→ **Input rows**

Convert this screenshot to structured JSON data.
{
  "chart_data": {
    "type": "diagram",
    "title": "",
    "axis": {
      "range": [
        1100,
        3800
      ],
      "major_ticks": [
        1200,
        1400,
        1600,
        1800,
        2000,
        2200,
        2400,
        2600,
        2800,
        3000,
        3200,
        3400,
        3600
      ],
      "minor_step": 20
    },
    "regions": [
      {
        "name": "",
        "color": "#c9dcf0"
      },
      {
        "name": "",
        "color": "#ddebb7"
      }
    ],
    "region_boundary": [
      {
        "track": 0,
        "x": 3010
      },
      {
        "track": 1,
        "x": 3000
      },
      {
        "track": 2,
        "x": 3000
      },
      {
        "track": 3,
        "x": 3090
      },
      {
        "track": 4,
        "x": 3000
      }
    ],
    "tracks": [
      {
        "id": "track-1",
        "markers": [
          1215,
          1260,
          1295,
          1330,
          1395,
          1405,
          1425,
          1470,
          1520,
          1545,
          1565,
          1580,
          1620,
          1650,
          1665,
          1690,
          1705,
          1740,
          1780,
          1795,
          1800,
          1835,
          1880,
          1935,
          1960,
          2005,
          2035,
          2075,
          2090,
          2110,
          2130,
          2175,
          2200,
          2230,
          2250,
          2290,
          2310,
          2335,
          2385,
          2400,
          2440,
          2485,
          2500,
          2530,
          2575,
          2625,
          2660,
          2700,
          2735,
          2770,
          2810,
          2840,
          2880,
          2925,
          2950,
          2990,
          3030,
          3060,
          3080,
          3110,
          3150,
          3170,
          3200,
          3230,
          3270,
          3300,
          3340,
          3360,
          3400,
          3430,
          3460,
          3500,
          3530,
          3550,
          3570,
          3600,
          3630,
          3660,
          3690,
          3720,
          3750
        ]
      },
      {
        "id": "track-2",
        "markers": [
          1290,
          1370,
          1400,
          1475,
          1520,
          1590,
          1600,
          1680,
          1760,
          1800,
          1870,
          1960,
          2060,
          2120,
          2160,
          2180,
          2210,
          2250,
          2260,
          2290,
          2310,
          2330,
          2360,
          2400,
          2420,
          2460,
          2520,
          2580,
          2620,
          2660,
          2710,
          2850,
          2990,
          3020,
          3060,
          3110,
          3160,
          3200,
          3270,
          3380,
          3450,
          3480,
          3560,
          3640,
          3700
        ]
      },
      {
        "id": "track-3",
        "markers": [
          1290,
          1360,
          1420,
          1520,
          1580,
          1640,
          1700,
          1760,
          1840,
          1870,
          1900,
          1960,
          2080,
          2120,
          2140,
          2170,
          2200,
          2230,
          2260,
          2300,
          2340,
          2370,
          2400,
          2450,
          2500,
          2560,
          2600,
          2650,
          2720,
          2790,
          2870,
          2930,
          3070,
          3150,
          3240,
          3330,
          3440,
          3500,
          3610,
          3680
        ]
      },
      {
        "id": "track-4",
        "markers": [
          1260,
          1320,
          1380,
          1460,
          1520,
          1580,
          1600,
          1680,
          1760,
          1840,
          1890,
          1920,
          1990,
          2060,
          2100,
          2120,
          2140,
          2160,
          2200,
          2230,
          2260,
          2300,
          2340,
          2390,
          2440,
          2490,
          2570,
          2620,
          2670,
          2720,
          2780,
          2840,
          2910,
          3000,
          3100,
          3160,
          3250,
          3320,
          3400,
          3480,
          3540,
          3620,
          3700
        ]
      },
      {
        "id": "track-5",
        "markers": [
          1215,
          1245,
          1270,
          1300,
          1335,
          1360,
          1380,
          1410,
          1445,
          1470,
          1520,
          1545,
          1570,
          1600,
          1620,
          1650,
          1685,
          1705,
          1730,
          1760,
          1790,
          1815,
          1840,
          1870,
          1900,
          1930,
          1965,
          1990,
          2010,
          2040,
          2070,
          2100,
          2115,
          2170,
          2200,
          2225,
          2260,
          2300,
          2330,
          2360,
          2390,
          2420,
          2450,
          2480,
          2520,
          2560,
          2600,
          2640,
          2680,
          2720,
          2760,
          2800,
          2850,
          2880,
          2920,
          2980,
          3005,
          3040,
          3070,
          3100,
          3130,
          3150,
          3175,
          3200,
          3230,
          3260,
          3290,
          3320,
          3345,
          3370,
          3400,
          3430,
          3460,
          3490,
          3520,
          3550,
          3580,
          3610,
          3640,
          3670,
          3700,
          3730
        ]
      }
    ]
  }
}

→ **Exercise goal**
Produce an exact copy of every entry above.

→ **Exercise output**
Convert this screenshot to structured JSON data.
{
  "chart_data": {
    "type": "diagram",
    "title": "",
    "axis": {
      "range": [
        1100,
        3800
      ],
      "major_ticks": [
        1200,
        1400,
        1600,
        1800,
        2000,
        2200,
        2400,
        2600,
        2800,
        3000,
        3200,
        3400,
        3600
      ],
      "minor_step": 20
    },
    "regions": [
      {
        "name": "",
        "color": "#c9dcf0"
      },
      {
        "name": "",
        "color": "#ddebb7"
      }
    ],
    "region_boundary": [
      {
        "track": 0,
        "x": 3010
      },
      {
        "track": 1,
        "x": 3000
      },
      {
        "track": 2,
        "x": 3000
      },
      {
        "track": 3,
        "x": 3090
      },
      {
        "track": 4,
        "x": 3000
      }
    ],
    "tracks": [
      {
        "id": "track-1",
        "markers": [
          1215,
          1260,
          1295,
          1330,
          1395,
          1405,
          1425,
          1470,
          1520,
          1545,
          1565,
          1580,
          1620,
          1650,
          1665,
          1690,
          1705,
          1740,
          1780,
          1795,
          1800,
          1835,
          1880,
          1935,
          1960,
          2005,
          2035,
          2075,
          2090,
          2110,
          2130,
          2175,
          2200,
          2230,
          2250,
          2290,
          2310,
          2335,
          2385,
          2400,
          2440,
          2485,
          2500,
          2530,
          2575,
          2625,
          2660,
          2700,
          2735,
          2770,
          2810,
          2840,
          2880,
          2925,
          2950,
          2990,
          3030,
          3060,
          3080,
          3110,
          3150,
          3170,
          3200,
          3230,
          3270,
          3300,
          3340,
          3360,
          3400,
          3430,
          3460,
          3500,
          3530,
          3550,
          3570,
          3600,
          3630,
          3660,
          3690,
          3720,
          3750
        ]
      },
      {
        "id": "track-2",
        "markers": [
          1290,
          1370,
          1400,
          1475,
          1520,
          1590,
          1600,
          1680,
          1760,
          1800,
          1870,
          1960,
          2060,
          2120,
          2160,
          2180,
          2210,
          2250,
          2260,
          2290,
          2310,
          2330,
          2360,
          2400,
          2420,
          2460,
          2520,
          2580,
          2620,
          2660,
          2710,
          2850,
          2990,
          3020,
          3060,
          3110,
          3160,
          3200,
          3270,
          3380,
          3450,
          3480,
          3560,
          3640,
          3700
        ]
      },
      {
        "id": "track-3",
        "markers": [
          1290,
          1360,
          1420,
          1520,
          1580,
          1640,
          1700,
          1760,
          1840,
          1870,
          1900,
          1960,
          2080,
          2120,
          2140,
          2170,
          2200,
          2230,
          2260,
          2300,
          2340,
          2370,
          2400,
          2450,
          2500,
          2560,
          2600,
          2650,
          2720,
          2790,
          2870,
          2930,
          3070,
          3150,
          3240,
          3330,
          3440,
          3500,
          3610,
          3680
        ]
      },
      {
        "id": "track-4",
        "markers": [
          1260,
          1320,
          1380,
          1460,
          1520,
          1580,
          1600,
          1680,
          1760,
          1840,
          1890,
          1920,
          1990,
          2060,
          2100,
          2120,
          2140,
          2160,
          2200,
          2230,
          2260,
          2300,
          2340,
          2390,
          2440,
          2490,
          2570,
          2620,
          2670,
          2720,
          2780,
          2840,
          2910,
          3000,
          3100,
          3160,
          3250,
          3320,
          3400,
          3480,
          3540,
          3620,
          3700
        ]
      },
      {
        "id": "track-5",
        "markers": [
          1215,
          1245,
          1270,
          1300,
          1335,
          1360,
          1380,
          1410,
          1445,
          1470,
          1520,
          1545,
          1570,
          1600,
          1620,
          1650,
          1685,
          1705,
          1730,
          1760,
          1790,
          1815,
          1840,
          1870,
          1900,
          1930,
          1965,
          1990,
          2010,
          2040,
          2070,
          2100,
          2115,
          2170,
          2200,
          2225,
          2260,
          2300,
          2330,
          2360,
          2390,
          2420,
          2450,
          2480,
          2520,
          2560,
          2600,
          2640,
          2680,
          2720,
          2760,
          2800,
          2850,
          2880,
          2920,
          2980,
          3005,
          3040,
          3070,
          3100,
          3130,
          3150,
          3175,
          3200,
          3230,
          3260,
          3290,
          3320,
          3345,
          3370,
          3400,
          3430,
          3460,
          3490,
          3520,
          3550,
          3580,
          3610,
          3640,
          3670,
          3700,
          3730
        ]
      }
    ]
  }
}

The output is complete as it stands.